■ **EXERCISE OBJECTIVE**:
Please repeat all of the listing exactly.
__________
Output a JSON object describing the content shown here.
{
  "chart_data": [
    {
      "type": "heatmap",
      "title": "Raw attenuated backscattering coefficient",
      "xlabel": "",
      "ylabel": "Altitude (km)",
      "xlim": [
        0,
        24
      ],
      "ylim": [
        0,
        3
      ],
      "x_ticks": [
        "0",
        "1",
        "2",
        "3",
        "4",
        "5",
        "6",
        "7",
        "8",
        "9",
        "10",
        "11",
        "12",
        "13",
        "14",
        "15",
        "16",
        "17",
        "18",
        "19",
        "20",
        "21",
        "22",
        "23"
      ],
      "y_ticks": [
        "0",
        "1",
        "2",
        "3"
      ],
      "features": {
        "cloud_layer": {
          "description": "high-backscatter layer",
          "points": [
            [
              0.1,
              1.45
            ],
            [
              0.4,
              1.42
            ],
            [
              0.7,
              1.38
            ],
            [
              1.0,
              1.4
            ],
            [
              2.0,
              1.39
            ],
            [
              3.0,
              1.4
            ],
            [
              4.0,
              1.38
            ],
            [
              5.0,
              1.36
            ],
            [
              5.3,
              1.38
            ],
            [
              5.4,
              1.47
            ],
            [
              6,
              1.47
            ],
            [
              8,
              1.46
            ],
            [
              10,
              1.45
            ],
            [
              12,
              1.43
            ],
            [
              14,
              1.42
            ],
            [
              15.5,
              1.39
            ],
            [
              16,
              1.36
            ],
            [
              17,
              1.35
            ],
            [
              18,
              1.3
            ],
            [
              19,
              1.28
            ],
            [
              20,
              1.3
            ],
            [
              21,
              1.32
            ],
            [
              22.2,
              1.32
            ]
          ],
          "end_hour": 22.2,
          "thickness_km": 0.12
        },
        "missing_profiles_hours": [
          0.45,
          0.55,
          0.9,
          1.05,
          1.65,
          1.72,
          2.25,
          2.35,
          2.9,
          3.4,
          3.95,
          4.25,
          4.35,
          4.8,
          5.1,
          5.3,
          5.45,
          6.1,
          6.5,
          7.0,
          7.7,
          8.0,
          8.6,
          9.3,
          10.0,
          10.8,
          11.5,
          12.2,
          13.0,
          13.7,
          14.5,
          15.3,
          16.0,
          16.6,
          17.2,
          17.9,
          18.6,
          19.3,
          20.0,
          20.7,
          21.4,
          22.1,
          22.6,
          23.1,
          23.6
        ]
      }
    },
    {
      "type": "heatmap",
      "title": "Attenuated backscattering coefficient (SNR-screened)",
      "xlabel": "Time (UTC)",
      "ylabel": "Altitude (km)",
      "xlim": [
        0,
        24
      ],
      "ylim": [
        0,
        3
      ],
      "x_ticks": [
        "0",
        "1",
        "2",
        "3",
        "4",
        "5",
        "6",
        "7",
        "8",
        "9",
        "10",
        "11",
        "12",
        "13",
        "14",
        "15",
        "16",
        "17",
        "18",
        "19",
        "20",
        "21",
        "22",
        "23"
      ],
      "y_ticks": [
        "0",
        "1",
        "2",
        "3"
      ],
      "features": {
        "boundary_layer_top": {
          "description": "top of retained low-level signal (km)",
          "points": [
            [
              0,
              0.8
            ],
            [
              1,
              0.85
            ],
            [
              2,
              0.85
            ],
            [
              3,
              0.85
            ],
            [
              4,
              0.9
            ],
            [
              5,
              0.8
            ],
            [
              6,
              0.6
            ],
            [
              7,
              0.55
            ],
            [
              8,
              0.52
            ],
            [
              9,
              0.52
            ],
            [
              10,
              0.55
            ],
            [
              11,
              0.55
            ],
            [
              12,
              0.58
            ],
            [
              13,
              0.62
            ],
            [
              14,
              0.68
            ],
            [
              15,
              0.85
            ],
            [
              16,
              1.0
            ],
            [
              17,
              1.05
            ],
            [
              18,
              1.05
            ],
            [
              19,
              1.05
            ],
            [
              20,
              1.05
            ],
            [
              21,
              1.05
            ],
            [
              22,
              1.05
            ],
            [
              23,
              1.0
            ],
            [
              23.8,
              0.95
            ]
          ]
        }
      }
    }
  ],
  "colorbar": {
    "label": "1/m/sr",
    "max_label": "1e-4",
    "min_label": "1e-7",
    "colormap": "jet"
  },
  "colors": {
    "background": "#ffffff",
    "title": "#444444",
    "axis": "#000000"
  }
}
__________
■ **TASK SOLUTION**:
Output a JSON object describing the content shown here.
{
  "chart_data": [
    {
      "type": "heatmap",
      "title": "Raw attenuated backscattering coefficient",
      "xlabel": "",
      "ylabel": "Altitude (km)",
      "xlim": [
        0,
        24
      ],
      "ylim": [
        0,
        3
      ],
      "x_ticks": [
        "0",
        "1",
        "2",
        "3",
        "4",
        "5",
        "6",
        "7",
        "8",
        "9",
        "10",
        "11",
        "12",
        "13",
        "14",
        "15",
        "16",
        "17",
        "18",
        "19",
        "20",
        "21",
        "22",
        "23"
      ],
      "y_ticks": [
        "0",
        "1",
        "2",
        "3"
      ],
      "features": {
        "cloud_layer": {
          "description": "high-backscatter layer",
          "points": [
            [
              0.1,
              1.45
            ],
            [
              0.4,
              1.42
            ],
            [
              0.7,
              1.38
            ],
            [
              1.0,
              1.4
            ],
            [
              2.0,
              1.39
            ],
            [
              3.0,
              1.4
            ],
            [
              4.0,
              1.38
            ],
            [
              5.0,
              1.36
            ],
            [
              5.3,
              1.38
            ],
            [
              5.4,
              1.47
            ],
            [
              6,
              1.47
            ],
            [
              8,
              1.46
            ],
            [
              10,
              1.45
            ],
            [
              12,
              1.43
            ],
            [
              14,
              1.42
            ],
            [
              15.5,
              1.39
            ],
            [
              16,
              1.36
            ],
            [
              17,
              1.35
            ],
            [
              18,
              1.3
            ],
            [
              19,
              1.28
            ],
            [
              20,
              1.3
            ],
            [
              21,
              1.32
            ],
            [
              22.2,
              1.32
            ]
          ],
          "end_hour": 22.2,
          "thickness_km": 0.12
        },
        "missing_profiles_hours": [
          0.45,
          0.55,
          0.9,
          1.05,
          1.65,
          1.72,
          2.25,
          2.35,
          2.9,
          3.4,
          3.95,
          4.25,
          4.35,
          4.8,
          5.1,
          5.3,
          5.45,
          6.1,
          6.5,
          7.0,
          7.7,
          8.0,
          8.6,
          9.3,
          10.0,
          10.8,
          11.5,
          12.2,
          13.0,
          13.7,
          14.5,
          15.3,
          16.0,
          16.6,
          17.2,
          17.9,
          18.6,
          19.3,
          20.0,
          20.7,
          21.4,
          22.1,
          22.6,
          23.1,
          23.6
        ]
      }
    },
    {
      "type": "heatmap",
      "title": "Attenuated backscattering coefficient (SNR-screened)",
      "xlabel": "Time (UTC)",
      "ylabel": "Altitude (km)",
      "xlim": [
        0,
        24
      ],
      "ylim": [
        0,
        3
      ],
      "x_ticks": [
        "0",
        "1",
        "2",
        "3",
        "4",
        "5",
        "6",
        "7",
        "8",
        "9",
        "10",
        "11",
        "12",
        "13",
        "14",
        "15",
        "16",
        "17",
        "18",
        "19",
        "20",
        "21",
        "22",
        "23"
      ],
      "y_ticks": [
        "0",
        "1",
        "2",
        "3"
      ],
      "features": {
        "boundary_layer_top": {
          "description": "top of retained low-level signal (km)",
          "points": [
            [
              0,
              0.8
            ],
            [
              1,
              0.85
            ],
            [
              2,
              0.85
            ],
            [
              3,
              0.85
            ],
            [
              4,
              0.9
            ],
            [
              5,
              0.8
            ],
            [
              6,
              0.6
            ],
            [
              7,
              0.55
            ],
            [
              8,
              0.52
            ],
            [
              9,
              0.52
            ],
            [
              10,
              0.55
            ],
            [
              11,
              0.55
            ],
            [
              12,
              0.58
            ],
            [
              13,
              0.62
            ],
            [
              14,
              0.68
            ],
            [
              15,
              0.85
            ],
            [
              16,
              1.0
            ],
            [
              17,
              1.05
            ],
            [
              18,
              1.05
            ],
            [
              19,
              1.05
            ],
            [
              20,
              1.05
            ],
            [
              21,
              1.05
            ],
            [
              22,
              1.05
            ],
            [
              23,
              1.0
            ],
            [
              23.8,
              0.95
            ]
          ]
        }
      }
    }
  ],
  "colorbar": {
    "label": "1/m/sr",
    "max_label": "1e-4",
    "min_label": "1e-7",
    "colormap": "jet"
  },
  "colors": {
    "background": "#ffffff",
    "title": "#444444",
    "axis": "#000000"
  }
}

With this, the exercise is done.